§ Task requirements
Read the listing below and copy out every line that holds "page".

§ Items
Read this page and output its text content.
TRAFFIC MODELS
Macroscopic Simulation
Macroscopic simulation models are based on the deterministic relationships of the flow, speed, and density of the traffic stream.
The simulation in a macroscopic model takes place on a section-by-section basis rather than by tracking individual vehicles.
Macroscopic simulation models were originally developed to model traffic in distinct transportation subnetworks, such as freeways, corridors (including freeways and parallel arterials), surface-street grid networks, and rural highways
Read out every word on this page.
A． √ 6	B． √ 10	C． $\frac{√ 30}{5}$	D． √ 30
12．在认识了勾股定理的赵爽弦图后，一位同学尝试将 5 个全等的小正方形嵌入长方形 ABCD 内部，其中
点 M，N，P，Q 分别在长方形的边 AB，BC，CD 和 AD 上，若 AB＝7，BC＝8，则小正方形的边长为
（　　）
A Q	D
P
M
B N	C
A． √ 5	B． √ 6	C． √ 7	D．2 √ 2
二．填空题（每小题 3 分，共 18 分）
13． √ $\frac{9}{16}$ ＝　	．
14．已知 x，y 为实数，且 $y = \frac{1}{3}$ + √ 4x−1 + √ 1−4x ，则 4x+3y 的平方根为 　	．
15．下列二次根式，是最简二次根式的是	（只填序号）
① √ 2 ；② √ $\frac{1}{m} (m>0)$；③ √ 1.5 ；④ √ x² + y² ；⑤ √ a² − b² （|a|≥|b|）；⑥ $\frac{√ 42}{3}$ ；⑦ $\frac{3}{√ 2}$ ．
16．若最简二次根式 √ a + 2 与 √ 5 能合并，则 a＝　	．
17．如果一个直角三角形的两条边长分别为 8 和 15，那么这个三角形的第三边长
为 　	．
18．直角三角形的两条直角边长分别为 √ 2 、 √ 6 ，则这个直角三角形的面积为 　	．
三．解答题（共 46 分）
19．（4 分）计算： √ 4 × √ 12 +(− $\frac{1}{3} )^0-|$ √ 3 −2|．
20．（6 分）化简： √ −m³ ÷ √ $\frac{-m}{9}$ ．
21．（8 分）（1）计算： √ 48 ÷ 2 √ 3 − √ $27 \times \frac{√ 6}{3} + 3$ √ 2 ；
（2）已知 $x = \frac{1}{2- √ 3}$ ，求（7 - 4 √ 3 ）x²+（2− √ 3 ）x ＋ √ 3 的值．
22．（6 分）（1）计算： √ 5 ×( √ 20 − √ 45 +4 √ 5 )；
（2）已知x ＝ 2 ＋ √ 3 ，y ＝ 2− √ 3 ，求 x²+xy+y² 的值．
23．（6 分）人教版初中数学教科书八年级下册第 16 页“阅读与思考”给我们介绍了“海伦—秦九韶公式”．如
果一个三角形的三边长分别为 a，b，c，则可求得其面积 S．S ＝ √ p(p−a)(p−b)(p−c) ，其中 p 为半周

§ Problem solution
Read this page and output its text content.
Read out every word on this page.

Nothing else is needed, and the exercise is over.